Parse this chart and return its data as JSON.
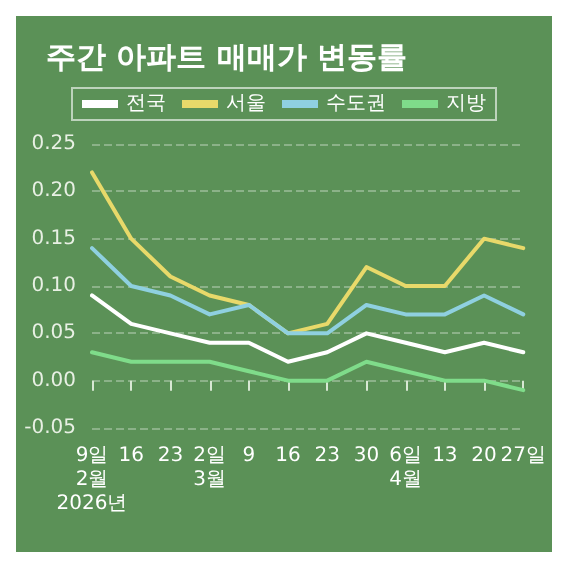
{
  "chart_data": {
    "type": "line",
    "title": "주간 아파트 매매가 변동률",
    "categories": [
      "9일\n2월\n2026년",
      "16",
      "23",
      "2일\n3월",
      "9",
      "16",
      "23",
      "30",
      "6일\n4월",
      "13",
      "20",
      "27일"
    ],
    "series": [
      {
        "name": "전국",
        "color": "#ffffff",
        "values": [
          0.09,
          0.06,
          0.05,
          0.04,
          0.04,
          0.02,
          0.03,
          0.05,
          0.04,
          0.03,
          0.04,
          0.03
        ]
      },
      {
        "name": "서울",
        "color": "#e8d96a",
        "values": [
          0.22,
          0.15,
          0.11,
          0.09,
          0.08,
          0.05,
          0.06,
          0.12,
          0.1,
          0.1,
          0.15,
          0.14
        ]
      },
      {
        "name": "수도권",
        "color": "#8fd0e0",
        "values": [
          0.14,
          0.1,
          0.09,
          0.07,
          0.08,
          0.05,
          0.05,
          0.08,
          0.07,
          0.07,
          0.09,
          0.07
        ]
      },
      {
        "name": "지방",
        "color": "#7fdc8a",
        "values": [
          0.03,
          0.02,
          0.02,
          0.02,
          0.01,
          0.0,
          0.0,
          0.02,
          0.01,
          0.0,
          0.0,
          -0.01
        ]
      }
    ],
    "ylim": [
      -0.05,
      0.25
    ],
    "yticks": [
      -0.05,
      {
        "value": 0,
        "label": "0.00"
      },
      0.05,
      {
        "value": 0.1,
        "label": "0.10"
      },
      0.15,
      {
        "value": 0.2,
        "label": "0.20"
      },
      0.25
    ],
    "grid": "y",
    "legend": "top",
    "line_style": "solid"
  }
}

+--

### CHALLENGE
Copy out each record shown above without alteration, skipping any picture.

### TASK ANSWER
Parse this chart and return its data as JSON.
{
  "chart_data": {
    "type": "line",
    "title": "주간 아파트 매매가 변동률",
    "categories": [
      "9일\n2월\n2026년",
      "16",
      "23",
      "2일\n3월",
      "9",
      "16",
      "23",
      "30",
      "6일\n4월",
      "13",
      "20",
      "27일"
    ],
    "series": [
      {
        "name": "전국",
        "color": "#ffffff",
        "values": [
          0.09,
          0.06,
          0.05,
          0.04,
          0.04,
          0.02,
          0.03,
          0.05,
          0.04,
          0.03,
          0.04,
          0.03
        ]
      },
      {
        "name": "서울",
        "color": "#e8d96a",
        "values": [
          0.22,
          0.15,
          0.11,
          0.09,
          0.08,
          0.05,
          0.06,
          0.12,
          0.1,
          0.1,
          0.15,
          0.14
        ]
      },
      {
        "name": "수도권",
        "color": "#8fd0e0",
        "values": [
          0.14,
          0.1,
          0.09,
          0.07,
          0.08,
          0.05,
          0.05,
          0.08,
          0.07,
          0.07,
          0.09,
          0.07
        ]
      },
      {
        "name": "지방",
        "color": "#7fdc8a",
        "values": [
          0.03,
          0.02,
          0.02,
          0.02,
          0.01,
          0.0,
          0.0,
          0.02,
          0.01,
          0.0,
          0.0,
          -0.01
        ]
      }
    ],
    "ylim": [
      -0.05,
      0.25
    ],
    "yticks": [
      -0.05,
      {
        "value": 0,
        "label": "0.00"
      },
      0.05,
      {
        "value": 0.1,
        "label": "0.10"
      },
      0.15,
      {
        "value": 0.2,
        "label": "0.20"
      },
      0.25
    ],
    "grid": "y",
    "legend": "top",
    "line_style": "solid"
  }
}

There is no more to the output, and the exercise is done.